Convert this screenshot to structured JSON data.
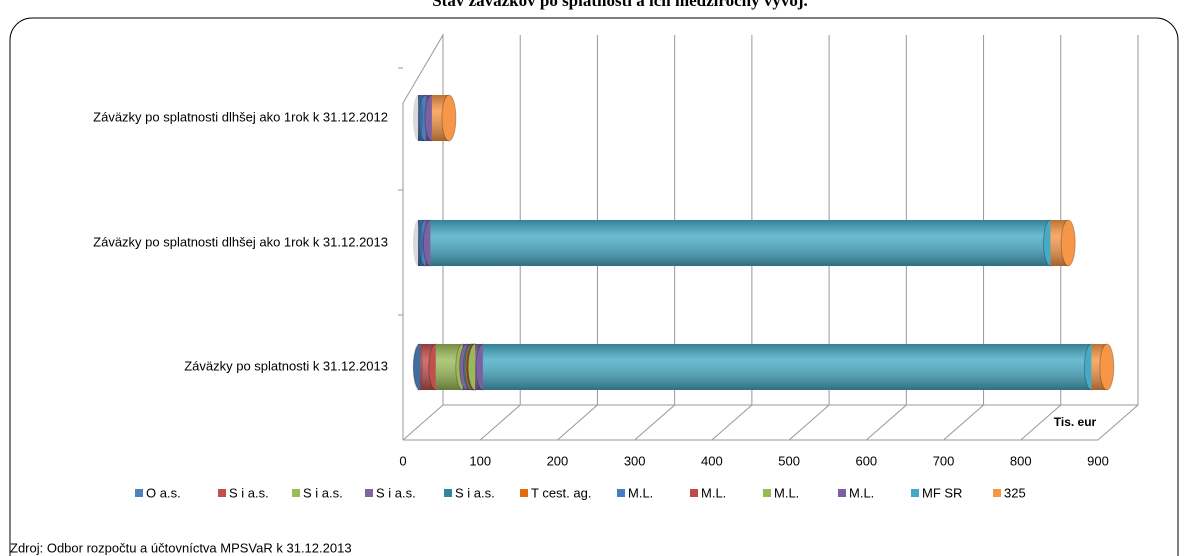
{
  "chart_data": {
    "type": "bar3d_stacked_horizontal",
    "title": "Stav záväzkov po splatnosti a ich medziročný vývoj.",
    "source": "Zdroj: Odbor rozpočtu a účtovníctva MPSVaR k 31.12.2013",
    "x_label": "Tis. eur",
    "categories": [
      "Záväzky po splatnosti k 31.12.2013",
      "Záväzky po splatnosti dlhšej ako 1rok k 31.12.2013",
      "Záväzky po splatnosti dlhšej ako 1rok k 31.12.2012"
    ],
    "series": [
      {
        "name": "O a.s.",
        "color": "#4f81bd",
        "values": [
          3,
          0,
          0
        ]
      },
      {
        "name": "S i a.s.",
        "color": "#c0504d",
        "values": [
          20,
          0,
          0
        ]
      },
      {
        "name": "S i a.s.",
        "color": "#9bbb59",
        "values": [
          35,
          0,
          0
        ]
      },
      {
        "name": "S i a.s.",
        "color": "#8064a2",
        "values": [
          5,
          0,
          0
        ]
      },
      {
        "name": "S i a.s.",
        "color": "#31859c",
        "values": [
          5,
          0,
          0
        ]
      },
      {
        "name": "T cest. ag.",
        "color": "#e46c0a",
        "values": [
          2,
          0,
          0
        ]
      },
      {
        "name": "M.L.",
        "color": "#4a7ebb",
        "values": [
          2,
          10,
          10
        ]
      },
      {
        "name": "M.L.",
        "color": "#be4b48",
        "values": [
          1,
          0,
          0
        ]
      },
      {
        "name": "M.L.",
        "color": "#98b954",
        "values": [
          1,
          0,
          0
        ]
      },
      {
        "name": "M.L.",
        "color": "#7d60a0",
        "values": [
          10,
          6,
          8
        ]
      },
      {
        "name": "MF SR",
        "color": "#46aac5",
        "values": [
          788,
          803,
          0
        ]
      },
      {
        "name": "325",
        "color": "#f79646",
        "values": [
          20,
          23,
          22
        ]
      }
    ],
    "xlim": [
      0,
      900
    ],
    "xticks": [
      0,
      100,
      200,
      300,
      400,
      500,
      600,
      700,
      800,
      900
    ],
    "grid": true
  }
}
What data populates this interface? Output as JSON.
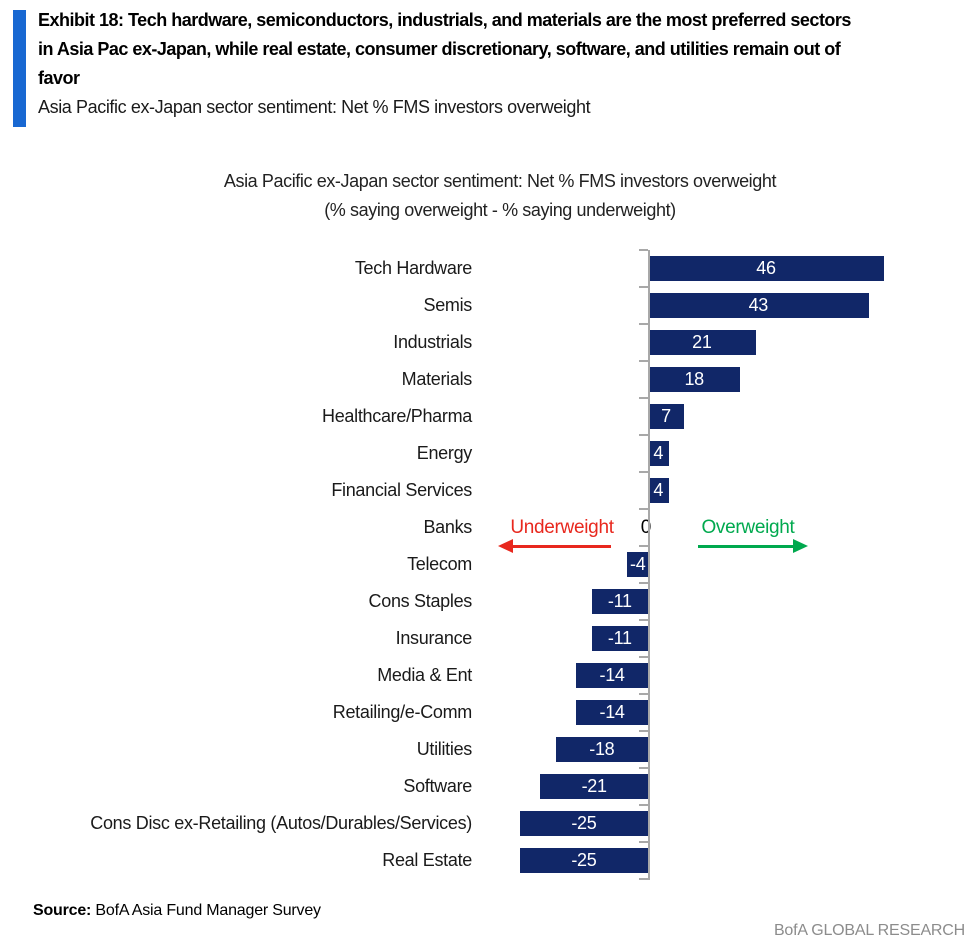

_Goal:_
Transcribe the full listing above exactly as it stands, minus the pictures.

_Result of this task:_
Convert this screenshot to structured JSON data.
{
  "chart_data": {
    "type": "bar3d_stacked_horizontal",
    "title": "Stav záväzkov po splatnosti a ich medziročný vývoj.",
    "source": "Zdroj: Odbor rozpočtu a účtovníctva MPSVaR k 31.12.2013",
    "x_label": "Tis. eur",
    "categories": [
      "Záväzky po splatnosti k 31.12.2013",
      "Záväzky po splatnosti dlhšej ako 1rok k 31.12.2013",
      "Záväzky po splatnosti dlhšej ako 1rok k 31.12.2012"
    ],
    "series": [
      {
        "name": "O a.s.",
        "color": "#4f81bd",
        "values": [
          3,
          0,
          0
        ]
      },
      {
        "name": "S i a.s.",
        "color": "#c0504d",
        "values": [
          20,
          0,
          0
        ]
      },
      {
        "name": "S i a.s.",
        "color": "#9bbb59",
        "values": [
          35,
          0,
          0
        ]
      },
      {
        "name": "S i a.s.",
        "color": "#8064a2",
        "values": [
          5,
          0,
          0
        ]
      },
      {
        "name": "S i a.s.",
        "color": "#31859c",
        "values": [
          5,
          0,
          0
        ]
      },
      {
        "name": "T cest. ag.",
        "color": "#e46c0a",
        "values": [
          2,
          0,
          0
        ]
      },
      {
        "name": "M.L.",
        "color": "#4a7ebb",
        "values": [
          2,
          10,
          10
        ]
      },
      {
        "name": "M.L.",
        "color": "#be4b48",
        "values": [
          1,
          0,
          0
        ]
      },
      {
        "name": "M.L.",
        "color": "#98b954",
        "values": [
          1,
          0,
          0
        ]
      },
      {
        "name": "M.L.",
        "color": "#7d60a0",
        "values": [
          10,
          6,
          8
        ]
      },
      {
        "name": "MF SR",
        "color": "#46aac5",
        "values": [
          788,
          803,
          0
        ]
      },
      {
        "name": "325",
        "color": "#f79646",
        "values": [
          20,
          23,
          22
        ]
      }
    ],
    "xlim": [
      0,
      900
    ],
    "xticks": [
      0,
      100,
      200,
      300,
      400,
      500,
      600,
      700,
      800,
      900
    ],
    "grid": true
  }
}
What data populates this interface? Output as JSON.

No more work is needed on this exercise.